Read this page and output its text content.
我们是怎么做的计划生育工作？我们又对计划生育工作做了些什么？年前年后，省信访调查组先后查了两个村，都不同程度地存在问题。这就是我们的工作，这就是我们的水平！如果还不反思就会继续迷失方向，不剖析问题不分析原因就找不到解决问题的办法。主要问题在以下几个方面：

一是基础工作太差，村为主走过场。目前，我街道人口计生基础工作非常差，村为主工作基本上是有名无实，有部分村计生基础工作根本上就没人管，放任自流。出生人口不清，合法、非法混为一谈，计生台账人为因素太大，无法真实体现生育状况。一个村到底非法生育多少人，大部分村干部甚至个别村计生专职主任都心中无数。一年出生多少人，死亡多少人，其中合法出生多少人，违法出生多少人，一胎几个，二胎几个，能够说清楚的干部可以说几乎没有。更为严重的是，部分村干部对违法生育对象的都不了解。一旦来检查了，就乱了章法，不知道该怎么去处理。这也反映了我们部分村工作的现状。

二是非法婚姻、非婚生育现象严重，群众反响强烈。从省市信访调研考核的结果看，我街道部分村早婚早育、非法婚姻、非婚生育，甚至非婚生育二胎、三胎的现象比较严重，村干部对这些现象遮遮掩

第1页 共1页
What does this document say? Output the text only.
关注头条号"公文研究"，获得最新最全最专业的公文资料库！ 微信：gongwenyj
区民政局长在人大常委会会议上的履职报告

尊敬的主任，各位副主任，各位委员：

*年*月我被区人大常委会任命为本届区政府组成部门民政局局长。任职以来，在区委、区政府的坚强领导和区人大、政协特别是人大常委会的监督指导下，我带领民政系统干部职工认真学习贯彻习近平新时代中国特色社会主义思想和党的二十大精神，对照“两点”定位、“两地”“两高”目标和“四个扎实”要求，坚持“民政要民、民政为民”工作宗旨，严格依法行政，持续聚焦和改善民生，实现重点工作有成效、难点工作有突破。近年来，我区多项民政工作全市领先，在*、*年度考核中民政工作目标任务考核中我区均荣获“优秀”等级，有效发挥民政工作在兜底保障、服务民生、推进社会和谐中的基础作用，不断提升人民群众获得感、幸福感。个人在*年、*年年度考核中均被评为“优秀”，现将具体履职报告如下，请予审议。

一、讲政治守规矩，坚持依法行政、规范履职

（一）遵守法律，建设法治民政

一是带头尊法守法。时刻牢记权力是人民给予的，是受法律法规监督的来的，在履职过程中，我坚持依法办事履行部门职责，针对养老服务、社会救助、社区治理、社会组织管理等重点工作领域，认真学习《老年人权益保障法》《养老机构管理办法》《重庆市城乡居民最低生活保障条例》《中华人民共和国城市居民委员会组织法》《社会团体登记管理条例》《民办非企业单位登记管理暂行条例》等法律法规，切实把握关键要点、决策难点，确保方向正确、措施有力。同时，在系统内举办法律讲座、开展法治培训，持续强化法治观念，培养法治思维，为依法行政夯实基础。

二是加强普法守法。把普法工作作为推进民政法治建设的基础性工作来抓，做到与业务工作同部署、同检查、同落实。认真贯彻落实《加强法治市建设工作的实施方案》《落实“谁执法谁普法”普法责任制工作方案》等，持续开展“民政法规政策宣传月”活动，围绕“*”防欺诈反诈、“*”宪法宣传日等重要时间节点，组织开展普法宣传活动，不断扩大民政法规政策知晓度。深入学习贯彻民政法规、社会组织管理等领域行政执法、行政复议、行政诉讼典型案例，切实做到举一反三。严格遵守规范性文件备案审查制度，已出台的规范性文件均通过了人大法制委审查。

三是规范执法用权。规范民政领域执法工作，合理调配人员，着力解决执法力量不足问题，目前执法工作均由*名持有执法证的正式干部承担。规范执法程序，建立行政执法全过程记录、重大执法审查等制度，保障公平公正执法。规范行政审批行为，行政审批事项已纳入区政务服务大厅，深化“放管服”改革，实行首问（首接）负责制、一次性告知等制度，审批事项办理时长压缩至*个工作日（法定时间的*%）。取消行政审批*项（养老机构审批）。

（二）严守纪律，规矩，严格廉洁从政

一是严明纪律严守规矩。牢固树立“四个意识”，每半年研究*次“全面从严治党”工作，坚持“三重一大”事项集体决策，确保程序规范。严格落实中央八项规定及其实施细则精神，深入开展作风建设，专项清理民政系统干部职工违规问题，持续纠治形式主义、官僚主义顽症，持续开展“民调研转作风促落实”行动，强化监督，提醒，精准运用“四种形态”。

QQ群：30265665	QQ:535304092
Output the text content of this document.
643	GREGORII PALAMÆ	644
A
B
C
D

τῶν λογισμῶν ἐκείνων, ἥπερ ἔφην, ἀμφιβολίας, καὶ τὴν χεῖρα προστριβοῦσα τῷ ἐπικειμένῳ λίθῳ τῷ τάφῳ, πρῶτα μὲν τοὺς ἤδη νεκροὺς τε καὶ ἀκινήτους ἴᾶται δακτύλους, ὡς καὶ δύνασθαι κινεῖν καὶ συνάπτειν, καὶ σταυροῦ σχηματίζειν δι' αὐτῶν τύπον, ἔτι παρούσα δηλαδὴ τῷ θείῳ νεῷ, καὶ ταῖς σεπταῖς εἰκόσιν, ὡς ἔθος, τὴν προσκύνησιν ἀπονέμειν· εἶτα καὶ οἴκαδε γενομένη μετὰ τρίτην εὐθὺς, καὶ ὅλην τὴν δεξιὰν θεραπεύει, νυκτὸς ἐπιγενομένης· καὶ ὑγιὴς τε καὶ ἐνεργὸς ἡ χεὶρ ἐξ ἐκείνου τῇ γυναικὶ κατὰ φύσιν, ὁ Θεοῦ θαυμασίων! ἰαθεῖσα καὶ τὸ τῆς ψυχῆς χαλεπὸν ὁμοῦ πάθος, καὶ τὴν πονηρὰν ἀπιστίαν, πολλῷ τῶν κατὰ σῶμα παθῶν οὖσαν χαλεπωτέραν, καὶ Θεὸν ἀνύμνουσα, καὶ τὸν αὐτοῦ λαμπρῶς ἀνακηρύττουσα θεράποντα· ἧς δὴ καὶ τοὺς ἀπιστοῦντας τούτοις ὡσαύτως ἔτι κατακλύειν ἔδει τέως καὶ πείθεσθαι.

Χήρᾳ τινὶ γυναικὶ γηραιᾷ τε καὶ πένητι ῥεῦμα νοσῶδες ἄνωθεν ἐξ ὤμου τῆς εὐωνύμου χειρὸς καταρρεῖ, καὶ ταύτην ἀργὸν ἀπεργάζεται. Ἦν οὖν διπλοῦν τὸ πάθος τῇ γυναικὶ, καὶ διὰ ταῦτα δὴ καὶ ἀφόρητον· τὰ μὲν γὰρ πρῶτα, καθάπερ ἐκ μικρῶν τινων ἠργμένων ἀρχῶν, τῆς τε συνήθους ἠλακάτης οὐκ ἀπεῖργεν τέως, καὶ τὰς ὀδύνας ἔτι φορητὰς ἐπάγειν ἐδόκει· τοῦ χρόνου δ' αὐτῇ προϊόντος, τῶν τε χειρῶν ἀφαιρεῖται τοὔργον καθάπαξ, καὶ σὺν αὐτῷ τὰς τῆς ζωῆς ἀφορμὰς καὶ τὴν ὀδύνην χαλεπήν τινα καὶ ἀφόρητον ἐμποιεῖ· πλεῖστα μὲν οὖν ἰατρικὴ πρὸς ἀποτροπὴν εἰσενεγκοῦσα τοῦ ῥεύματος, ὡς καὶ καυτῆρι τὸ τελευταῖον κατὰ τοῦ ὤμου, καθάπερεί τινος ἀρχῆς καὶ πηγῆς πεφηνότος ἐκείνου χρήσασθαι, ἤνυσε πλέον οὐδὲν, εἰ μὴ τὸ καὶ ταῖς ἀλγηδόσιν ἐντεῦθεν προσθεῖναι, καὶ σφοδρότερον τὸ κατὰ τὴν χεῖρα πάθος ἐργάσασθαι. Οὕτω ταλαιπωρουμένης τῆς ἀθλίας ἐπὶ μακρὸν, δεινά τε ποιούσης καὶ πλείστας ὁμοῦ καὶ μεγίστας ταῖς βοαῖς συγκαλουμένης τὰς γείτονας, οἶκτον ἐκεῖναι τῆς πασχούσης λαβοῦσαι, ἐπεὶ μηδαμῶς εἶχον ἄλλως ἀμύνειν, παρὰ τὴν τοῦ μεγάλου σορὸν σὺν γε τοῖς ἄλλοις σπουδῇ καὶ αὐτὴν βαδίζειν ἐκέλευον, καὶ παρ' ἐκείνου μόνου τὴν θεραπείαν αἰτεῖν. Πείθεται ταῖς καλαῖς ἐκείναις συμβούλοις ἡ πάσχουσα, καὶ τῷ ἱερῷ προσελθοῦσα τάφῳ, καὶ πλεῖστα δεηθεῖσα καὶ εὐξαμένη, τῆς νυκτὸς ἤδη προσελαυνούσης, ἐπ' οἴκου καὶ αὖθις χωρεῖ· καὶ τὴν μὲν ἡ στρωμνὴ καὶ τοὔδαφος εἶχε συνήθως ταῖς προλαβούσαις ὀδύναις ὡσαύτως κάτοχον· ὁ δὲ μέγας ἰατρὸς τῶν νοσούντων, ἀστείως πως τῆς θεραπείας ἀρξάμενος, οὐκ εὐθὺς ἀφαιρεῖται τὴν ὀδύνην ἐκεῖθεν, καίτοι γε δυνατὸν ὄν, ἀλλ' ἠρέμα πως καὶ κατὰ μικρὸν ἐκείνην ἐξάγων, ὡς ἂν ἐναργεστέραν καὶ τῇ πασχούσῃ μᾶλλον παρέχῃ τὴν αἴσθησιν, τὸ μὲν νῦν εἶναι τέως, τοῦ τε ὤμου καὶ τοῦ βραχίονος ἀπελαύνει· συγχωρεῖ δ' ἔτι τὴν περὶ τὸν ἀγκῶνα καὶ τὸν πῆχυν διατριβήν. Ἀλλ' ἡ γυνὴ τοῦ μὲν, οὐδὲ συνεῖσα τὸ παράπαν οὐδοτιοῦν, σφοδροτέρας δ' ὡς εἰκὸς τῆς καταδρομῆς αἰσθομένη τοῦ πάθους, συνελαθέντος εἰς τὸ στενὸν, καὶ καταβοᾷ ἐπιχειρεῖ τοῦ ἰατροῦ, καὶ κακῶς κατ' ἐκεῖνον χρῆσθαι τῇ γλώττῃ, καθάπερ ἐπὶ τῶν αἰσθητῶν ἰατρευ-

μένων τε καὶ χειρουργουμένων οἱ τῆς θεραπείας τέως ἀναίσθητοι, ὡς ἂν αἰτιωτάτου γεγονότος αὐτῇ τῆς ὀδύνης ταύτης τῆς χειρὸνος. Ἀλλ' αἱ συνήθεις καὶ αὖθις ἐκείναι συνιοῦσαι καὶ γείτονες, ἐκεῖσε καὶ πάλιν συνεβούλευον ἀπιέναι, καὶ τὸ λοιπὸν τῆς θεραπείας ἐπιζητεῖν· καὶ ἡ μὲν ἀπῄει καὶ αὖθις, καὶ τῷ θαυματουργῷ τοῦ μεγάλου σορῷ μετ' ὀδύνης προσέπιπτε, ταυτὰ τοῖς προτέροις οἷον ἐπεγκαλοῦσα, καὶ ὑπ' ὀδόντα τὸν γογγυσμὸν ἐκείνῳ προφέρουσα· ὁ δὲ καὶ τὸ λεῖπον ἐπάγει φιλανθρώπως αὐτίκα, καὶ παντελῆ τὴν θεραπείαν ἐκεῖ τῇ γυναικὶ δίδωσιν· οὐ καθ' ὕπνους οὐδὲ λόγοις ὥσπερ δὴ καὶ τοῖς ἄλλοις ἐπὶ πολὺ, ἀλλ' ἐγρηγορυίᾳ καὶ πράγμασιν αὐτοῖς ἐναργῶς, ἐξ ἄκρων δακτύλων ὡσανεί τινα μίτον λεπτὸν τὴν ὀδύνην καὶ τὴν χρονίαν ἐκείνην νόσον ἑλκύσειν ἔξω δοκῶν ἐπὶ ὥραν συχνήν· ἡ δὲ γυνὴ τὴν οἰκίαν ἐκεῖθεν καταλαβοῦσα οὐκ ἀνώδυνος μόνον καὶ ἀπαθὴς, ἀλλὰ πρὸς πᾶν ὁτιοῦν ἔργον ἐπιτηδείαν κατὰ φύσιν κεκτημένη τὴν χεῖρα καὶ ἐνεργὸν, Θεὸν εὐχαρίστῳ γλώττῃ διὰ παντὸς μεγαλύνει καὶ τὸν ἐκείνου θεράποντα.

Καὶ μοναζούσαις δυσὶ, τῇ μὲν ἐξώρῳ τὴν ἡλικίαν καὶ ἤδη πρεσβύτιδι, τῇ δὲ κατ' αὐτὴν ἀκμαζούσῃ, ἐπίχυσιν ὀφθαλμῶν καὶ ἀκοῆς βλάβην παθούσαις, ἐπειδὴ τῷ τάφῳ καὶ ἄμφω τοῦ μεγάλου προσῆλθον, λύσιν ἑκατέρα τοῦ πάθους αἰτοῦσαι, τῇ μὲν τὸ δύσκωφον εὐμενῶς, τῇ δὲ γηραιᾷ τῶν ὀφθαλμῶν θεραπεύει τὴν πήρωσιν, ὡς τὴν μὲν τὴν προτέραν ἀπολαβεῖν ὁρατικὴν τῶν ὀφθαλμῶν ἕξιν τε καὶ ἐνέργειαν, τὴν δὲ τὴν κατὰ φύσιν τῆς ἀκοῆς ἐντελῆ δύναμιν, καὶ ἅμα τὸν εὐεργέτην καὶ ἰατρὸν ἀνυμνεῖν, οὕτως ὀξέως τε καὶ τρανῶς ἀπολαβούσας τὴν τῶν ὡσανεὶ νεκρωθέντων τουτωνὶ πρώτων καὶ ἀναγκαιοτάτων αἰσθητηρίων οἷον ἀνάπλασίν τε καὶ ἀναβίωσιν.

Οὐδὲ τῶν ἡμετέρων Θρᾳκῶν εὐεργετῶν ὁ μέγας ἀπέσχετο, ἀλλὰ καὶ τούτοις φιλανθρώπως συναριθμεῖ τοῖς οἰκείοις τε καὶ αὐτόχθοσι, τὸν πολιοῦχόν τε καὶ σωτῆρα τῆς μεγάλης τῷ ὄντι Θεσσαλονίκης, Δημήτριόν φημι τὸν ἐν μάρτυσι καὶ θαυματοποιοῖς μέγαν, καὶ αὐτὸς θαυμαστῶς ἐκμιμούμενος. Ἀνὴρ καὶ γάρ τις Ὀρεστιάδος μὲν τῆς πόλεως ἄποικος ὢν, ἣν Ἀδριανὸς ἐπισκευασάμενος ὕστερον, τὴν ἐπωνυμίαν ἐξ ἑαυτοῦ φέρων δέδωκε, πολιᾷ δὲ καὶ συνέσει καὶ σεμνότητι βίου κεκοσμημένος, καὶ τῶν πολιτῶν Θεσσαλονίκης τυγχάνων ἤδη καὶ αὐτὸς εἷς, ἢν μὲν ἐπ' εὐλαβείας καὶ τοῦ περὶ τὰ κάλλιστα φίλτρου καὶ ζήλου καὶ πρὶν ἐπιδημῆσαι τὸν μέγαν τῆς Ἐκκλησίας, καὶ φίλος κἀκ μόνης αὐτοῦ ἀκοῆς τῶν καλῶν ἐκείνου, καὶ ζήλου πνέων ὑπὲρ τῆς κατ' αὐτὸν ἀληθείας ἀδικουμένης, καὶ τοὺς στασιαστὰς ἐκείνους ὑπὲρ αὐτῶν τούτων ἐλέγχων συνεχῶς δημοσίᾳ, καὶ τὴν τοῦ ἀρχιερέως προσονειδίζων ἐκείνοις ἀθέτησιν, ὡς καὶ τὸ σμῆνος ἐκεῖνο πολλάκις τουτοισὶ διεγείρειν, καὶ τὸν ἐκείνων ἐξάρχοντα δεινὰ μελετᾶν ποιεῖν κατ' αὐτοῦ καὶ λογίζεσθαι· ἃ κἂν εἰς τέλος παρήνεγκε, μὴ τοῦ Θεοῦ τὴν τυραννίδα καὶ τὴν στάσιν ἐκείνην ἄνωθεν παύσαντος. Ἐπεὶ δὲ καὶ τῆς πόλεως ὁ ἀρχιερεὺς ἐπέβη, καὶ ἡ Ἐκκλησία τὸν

*What the task asks:* Extract from the data every line where "this" shows up.

*Full response:*
Read this page and output its text content.
What does this document say? Output the text only.
Output the text content of this document.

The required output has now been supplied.